**Request**
From the records below, copy every line that contains the word "orange".

----- Input -----

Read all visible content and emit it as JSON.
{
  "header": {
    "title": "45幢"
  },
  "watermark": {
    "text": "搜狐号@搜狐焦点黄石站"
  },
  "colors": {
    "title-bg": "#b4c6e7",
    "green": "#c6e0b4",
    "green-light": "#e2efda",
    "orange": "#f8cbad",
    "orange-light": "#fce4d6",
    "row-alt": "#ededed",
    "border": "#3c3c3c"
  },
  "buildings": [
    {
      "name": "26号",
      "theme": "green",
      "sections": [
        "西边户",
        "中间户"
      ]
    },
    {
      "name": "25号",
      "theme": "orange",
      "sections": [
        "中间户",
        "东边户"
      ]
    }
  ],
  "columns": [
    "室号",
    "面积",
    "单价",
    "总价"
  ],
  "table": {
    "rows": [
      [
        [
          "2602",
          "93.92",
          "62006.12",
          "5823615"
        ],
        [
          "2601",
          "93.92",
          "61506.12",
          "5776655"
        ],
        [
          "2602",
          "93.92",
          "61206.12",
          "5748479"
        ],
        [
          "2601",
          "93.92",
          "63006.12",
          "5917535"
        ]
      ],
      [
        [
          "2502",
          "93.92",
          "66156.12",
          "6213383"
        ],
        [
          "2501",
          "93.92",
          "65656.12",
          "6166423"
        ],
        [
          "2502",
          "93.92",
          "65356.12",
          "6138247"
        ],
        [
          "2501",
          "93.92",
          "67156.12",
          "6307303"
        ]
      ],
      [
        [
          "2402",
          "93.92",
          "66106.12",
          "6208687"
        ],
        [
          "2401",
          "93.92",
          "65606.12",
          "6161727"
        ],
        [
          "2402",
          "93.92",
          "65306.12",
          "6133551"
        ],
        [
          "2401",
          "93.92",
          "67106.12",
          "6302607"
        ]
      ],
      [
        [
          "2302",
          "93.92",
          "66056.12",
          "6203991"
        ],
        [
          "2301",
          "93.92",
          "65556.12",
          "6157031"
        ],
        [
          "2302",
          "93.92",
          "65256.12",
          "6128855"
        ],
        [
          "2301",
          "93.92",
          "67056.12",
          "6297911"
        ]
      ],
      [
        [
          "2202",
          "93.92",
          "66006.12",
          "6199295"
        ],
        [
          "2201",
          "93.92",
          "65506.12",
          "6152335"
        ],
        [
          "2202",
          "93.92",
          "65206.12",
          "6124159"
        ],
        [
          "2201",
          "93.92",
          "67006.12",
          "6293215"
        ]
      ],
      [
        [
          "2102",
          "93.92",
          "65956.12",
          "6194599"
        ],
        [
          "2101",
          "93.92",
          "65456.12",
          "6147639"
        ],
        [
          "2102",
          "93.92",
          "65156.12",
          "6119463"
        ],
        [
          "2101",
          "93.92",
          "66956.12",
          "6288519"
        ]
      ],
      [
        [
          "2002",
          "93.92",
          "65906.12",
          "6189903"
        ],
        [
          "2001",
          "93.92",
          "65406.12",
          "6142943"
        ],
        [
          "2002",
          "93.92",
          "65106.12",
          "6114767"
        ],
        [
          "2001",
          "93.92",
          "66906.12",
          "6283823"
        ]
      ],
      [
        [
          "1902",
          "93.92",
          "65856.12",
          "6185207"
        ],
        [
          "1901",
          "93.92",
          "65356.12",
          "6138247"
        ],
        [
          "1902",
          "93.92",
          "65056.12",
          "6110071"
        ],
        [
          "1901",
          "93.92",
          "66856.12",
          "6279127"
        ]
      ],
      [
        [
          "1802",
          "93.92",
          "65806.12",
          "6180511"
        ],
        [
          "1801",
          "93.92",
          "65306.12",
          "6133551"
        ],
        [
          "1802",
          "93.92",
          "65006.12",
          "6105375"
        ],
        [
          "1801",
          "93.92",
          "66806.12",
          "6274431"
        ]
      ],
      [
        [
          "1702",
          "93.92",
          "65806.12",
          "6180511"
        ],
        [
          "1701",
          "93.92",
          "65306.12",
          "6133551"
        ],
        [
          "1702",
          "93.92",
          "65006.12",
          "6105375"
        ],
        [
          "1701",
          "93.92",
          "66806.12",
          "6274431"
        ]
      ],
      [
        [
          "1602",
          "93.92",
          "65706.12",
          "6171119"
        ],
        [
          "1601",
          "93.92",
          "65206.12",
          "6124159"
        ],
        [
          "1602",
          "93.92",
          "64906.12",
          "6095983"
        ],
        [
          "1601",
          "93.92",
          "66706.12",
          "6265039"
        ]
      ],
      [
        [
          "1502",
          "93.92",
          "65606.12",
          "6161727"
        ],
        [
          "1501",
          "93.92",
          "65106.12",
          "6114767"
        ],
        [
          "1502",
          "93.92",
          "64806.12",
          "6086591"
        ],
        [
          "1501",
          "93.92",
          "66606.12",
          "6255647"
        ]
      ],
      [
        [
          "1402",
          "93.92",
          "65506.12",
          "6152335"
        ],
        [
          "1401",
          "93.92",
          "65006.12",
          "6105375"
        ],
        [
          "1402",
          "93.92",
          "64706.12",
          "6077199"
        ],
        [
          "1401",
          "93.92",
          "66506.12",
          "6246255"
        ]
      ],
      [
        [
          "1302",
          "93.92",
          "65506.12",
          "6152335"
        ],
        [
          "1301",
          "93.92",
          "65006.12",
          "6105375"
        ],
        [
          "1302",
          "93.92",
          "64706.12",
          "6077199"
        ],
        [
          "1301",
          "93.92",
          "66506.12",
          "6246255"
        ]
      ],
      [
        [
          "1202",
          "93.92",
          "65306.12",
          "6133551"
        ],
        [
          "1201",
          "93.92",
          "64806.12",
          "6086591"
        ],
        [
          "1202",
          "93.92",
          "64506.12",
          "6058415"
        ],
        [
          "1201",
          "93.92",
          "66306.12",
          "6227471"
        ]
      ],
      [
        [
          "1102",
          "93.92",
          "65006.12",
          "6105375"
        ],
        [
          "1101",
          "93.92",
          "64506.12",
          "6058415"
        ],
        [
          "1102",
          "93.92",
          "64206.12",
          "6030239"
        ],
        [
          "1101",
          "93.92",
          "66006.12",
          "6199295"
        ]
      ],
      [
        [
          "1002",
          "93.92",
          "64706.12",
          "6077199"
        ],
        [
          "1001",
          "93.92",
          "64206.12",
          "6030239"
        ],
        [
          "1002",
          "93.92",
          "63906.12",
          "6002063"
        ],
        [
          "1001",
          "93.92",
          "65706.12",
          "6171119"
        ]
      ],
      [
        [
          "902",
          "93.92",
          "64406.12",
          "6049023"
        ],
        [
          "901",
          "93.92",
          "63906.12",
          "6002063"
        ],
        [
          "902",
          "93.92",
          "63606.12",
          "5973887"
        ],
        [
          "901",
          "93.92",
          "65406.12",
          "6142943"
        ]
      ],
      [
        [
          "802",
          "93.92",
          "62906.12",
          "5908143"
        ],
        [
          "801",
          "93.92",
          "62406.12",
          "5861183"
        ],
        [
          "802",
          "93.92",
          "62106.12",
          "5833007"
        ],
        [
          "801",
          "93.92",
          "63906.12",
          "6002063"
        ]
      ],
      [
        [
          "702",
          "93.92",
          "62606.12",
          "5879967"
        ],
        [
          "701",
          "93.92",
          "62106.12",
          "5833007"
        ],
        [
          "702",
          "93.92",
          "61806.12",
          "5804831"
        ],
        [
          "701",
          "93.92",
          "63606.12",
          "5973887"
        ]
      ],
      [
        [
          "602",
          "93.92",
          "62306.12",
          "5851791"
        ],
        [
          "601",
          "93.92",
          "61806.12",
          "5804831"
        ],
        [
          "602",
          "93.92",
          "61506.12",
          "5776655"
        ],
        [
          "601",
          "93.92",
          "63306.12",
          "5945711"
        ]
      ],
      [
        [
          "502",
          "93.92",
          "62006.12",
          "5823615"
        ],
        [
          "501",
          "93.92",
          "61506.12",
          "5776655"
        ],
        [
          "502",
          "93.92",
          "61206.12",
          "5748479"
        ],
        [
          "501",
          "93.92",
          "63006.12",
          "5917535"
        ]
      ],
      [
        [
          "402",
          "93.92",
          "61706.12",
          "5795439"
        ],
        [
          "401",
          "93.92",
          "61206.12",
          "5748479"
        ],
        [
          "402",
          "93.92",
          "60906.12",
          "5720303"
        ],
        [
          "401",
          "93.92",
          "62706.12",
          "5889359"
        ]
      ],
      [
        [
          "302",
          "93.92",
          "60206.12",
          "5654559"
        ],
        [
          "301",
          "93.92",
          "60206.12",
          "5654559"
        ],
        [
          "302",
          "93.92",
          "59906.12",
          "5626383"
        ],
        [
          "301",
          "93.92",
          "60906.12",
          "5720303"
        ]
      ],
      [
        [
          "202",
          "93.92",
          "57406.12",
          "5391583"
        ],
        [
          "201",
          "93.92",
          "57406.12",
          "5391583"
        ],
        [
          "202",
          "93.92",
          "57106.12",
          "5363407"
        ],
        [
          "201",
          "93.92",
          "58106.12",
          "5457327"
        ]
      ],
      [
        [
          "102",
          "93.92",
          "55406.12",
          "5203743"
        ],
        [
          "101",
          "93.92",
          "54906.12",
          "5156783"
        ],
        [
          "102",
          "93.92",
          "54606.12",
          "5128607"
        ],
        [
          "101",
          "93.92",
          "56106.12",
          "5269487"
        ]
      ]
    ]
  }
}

-----

**Result of the exercise**
    "orange": "#f8cbad",
    "orange-light": "#fce4d6",
      "theme": "orange",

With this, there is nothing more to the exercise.